** START Material for this exercise **

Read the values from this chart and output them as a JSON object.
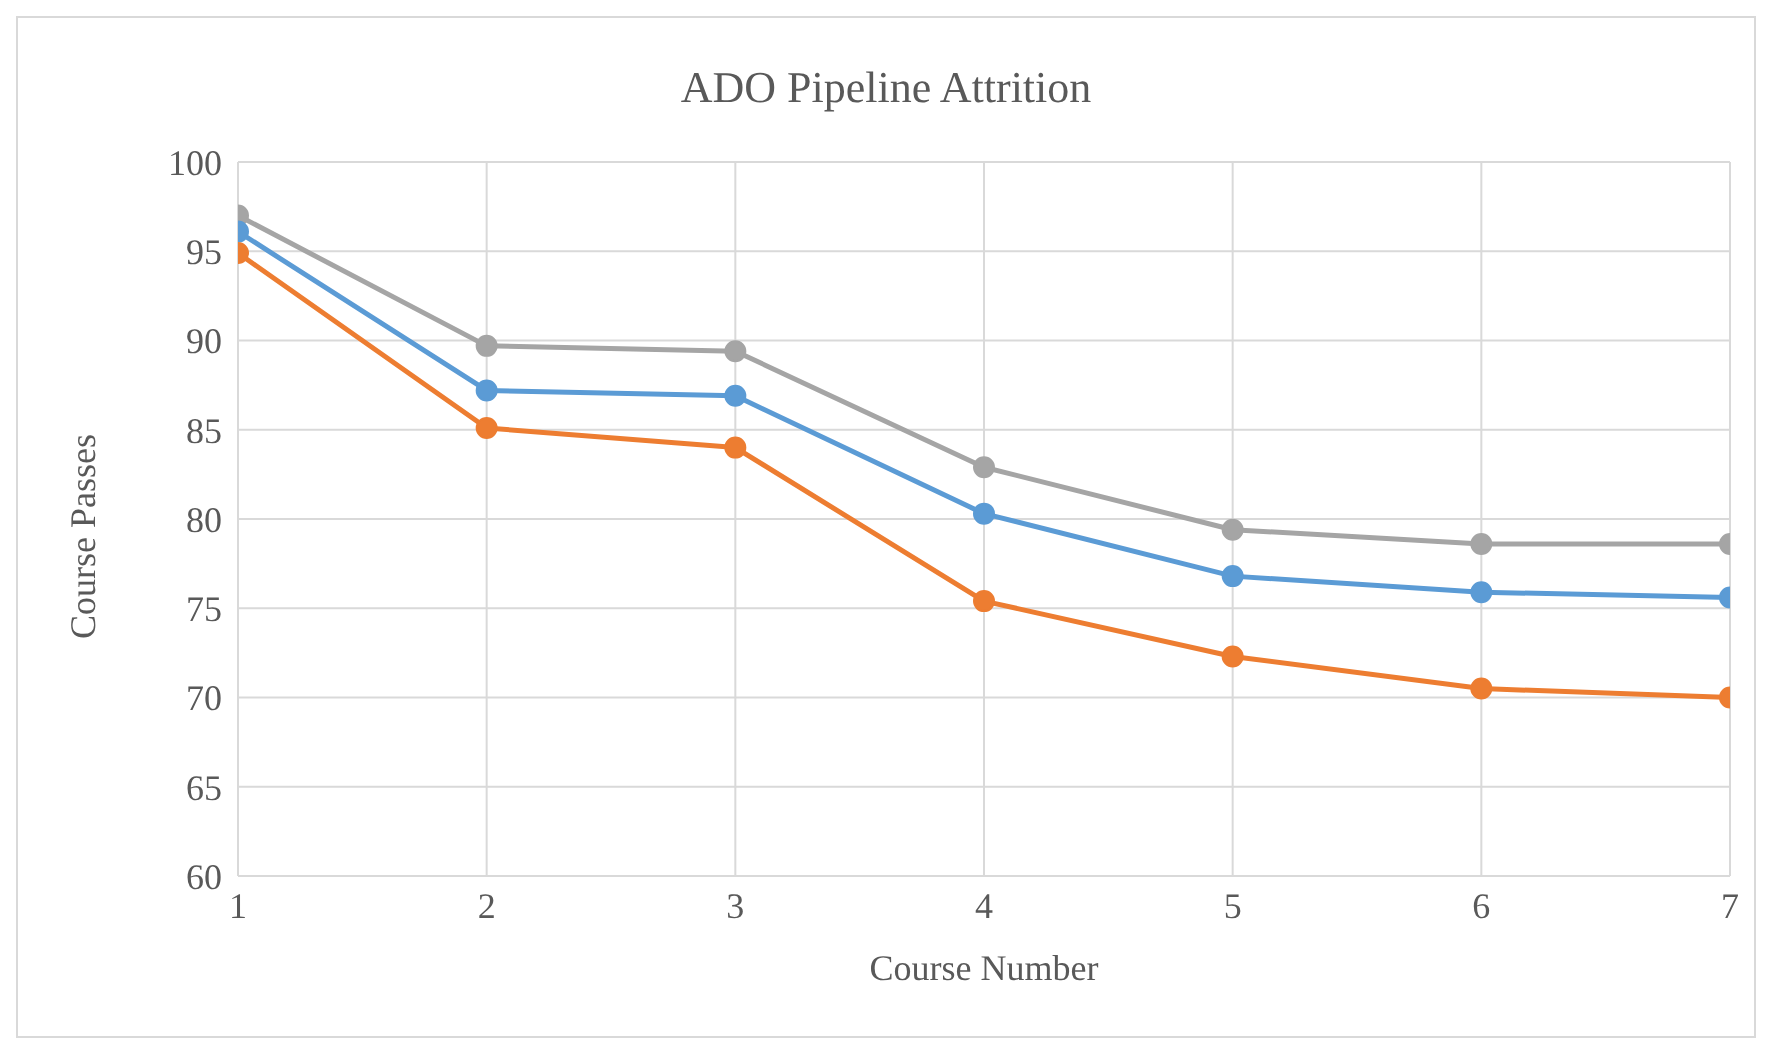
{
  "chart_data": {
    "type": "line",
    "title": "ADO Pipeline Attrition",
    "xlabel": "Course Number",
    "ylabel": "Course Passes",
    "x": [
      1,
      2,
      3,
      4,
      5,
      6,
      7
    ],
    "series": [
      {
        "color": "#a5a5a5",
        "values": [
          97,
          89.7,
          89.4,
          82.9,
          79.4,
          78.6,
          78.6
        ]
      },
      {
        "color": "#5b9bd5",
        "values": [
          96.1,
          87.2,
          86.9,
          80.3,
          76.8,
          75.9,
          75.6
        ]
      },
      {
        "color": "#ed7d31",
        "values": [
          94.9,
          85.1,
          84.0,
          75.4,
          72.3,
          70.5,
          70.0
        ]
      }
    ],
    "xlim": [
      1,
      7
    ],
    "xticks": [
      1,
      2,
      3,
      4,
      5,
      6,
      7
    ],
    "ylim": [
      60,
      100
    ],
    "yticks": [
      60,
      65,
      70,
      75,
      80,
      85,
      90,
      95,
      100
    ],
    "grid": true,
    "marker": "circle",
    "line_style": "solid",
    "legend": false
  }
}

** END Material for this exercise **

Restate the records word for word, omitting images.

## The reply:
Read the values from this chart and output them as a JSON object.
{
  "chart_data": {
    "type": "line",
    "title": "ADO Pipeline Attrition",
    "xlabel": "Course Number",
    "ylabel": "Course Passes",
    "x": [
      1,
      2,
      3,
      4,
      5,
      6,
      7
    ],
    "series": [
      {
        "color": "#a5a5a5",
        "values": [
          97,
          89.7,
          89.4,
          82.9,
          79.4,
          78.6,
          78.6
        ]
      },
      {
        "color": "#5b9bd5",
        "values": [
          96.1,
          87.2,
          86.9,
          80.3,
          76.8,
          75.9,
          75.6
        ]
      },
      {
        "color": "#ed7d31",
        "values": [
          94.9,
          85.1,
          84.0,
          75.4,
          72.3,
          70.5,
          70.0
        ]
      }
    ],
    "xlim": [
      1,
      7
    ],
    "xticks": [
      1,
      2,
      3,
      4,
      5,
      6,
      7
    ],
    "ylim": [
      60,
      100
    ],
    "yticks": [
      60,
      65,
      70,
      75,
      80,
      85,
      90,
      95,
      100
    ],
    "grid": true,
    "marker": "circle",
    "line_style": "solid",
    "legend": false
  }
}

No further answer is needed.